# Supplied data start
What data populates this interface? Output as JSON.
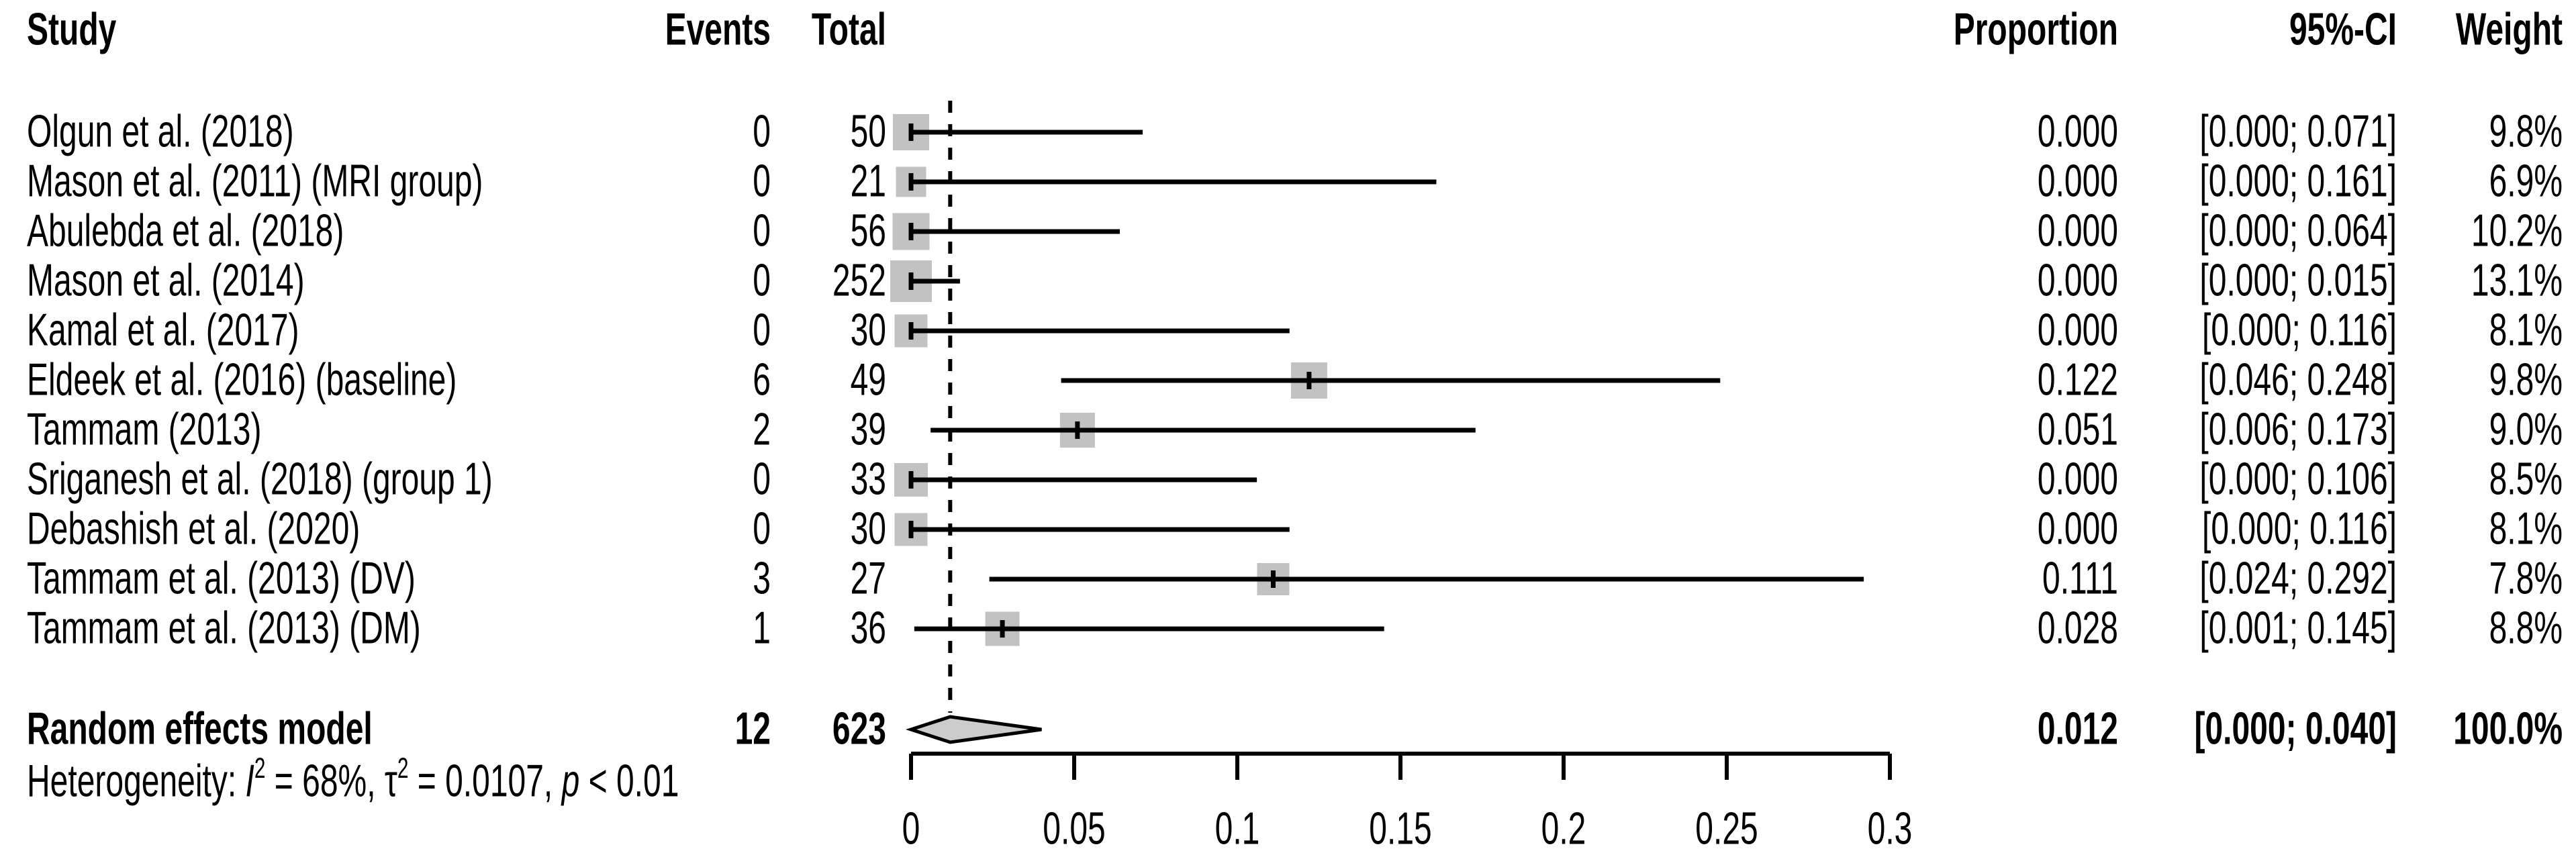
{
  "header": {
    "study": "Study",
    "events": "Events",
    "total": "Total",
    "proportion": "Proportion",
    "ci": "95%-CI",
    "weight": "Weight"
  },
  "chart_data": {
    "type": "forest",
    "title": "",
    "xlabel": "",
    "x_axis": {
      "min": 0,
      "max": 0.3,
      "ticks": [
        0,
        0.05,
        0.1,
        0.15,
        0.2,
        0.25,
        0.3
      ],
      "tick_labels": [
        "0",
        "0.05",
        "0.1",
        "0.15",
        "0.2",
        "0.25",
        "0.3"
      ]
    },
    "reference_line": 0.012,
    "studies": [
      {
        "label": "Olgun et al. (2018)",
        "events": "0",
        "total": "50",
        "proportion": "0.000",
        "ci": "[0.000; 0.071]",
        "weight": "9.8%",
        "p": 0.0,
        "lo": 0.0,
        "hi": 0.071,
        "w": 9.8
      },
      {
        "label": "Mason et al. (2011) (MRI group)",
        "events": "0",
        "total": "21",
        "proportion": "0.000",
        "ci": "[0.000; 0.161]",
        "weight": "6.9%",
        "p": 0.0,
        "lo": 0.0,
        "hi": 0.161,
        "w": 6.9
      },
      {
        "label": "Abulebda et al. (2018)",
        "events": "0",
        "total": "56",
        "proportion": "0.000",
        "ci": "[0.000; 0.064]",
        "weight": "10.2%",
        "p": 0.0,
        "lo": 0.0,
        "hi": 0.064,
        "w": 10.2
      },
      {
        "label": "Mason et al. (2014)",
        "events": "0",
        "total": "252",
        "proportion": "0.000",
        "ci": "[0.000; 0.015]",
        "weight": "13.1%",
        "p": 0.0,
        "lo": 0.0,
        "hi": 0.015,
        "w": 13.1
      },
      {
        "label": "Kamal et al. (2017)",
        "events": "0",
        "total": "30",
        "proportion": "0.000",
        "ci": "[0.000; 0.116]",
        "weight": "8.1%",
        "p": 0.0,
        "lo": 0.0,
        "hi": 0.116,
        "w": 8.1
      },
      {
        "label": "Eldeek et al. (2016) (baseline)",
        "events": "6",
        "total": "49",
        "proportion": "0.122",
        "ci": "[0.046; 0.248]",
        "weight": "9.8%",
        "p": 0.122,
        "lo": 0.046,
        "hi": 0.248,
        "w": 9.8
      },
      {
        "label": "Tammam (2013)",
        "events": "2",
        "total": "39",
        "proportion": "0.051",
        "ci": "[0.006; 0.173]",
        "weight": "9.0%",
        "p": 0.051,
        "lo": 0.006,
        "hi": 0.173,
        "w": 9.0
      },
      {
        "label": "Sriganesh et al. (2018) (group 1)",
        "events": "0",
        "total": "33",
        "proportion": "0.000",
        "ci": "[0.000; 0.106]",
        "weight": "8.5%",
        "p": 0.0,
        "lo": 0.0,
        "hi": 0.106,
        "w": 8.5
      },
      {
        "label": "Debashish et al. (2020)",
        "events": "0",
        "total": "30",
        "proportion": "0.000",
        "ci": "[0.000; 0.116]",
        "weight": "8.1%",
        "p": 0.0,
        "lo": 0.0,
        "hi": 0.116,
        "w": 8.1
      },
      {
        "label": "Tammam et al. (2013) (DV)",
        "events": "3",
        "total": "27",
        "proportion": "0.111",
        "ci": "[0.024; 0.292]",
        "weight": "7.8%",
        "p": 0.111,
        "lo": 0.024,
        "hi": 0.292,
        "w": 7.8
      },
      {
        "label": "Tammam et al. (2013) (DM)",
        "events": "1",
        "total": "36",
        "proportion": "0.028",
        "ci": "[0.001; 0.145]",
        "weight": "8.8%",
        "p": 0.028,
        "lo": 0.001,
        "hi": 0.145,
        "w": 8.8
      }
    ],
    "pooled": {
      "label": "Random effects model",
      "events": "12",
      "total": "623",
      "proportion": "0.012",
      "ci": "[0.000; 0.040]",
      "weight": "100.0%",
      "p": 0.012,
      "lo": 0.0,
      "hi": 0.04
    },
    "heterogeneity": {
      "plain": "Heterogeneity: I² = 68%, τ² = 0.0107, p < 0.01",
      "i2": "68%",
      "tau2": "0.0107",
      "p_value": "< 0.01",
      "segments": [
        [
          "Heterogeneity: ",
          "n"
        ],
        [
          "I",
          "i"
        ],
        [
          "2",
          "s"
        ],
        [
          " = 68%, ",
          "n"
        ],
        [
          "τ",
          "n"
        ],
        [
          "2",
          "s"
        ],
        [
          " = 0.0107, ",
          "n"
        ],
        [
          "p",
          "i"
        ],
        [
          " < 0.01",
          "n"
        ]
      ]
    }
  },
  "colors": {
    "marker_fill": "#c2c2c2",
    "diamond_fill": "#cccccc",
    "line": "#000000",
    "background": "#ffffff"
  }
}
# Supplied data end
• Given task
Pick out every line with the string "group" and copy it.

• Task solution
        "label": "Mason et al. (2011) (MRI group)",
        "label": "Sriganesh et al. (2018) (group 1)",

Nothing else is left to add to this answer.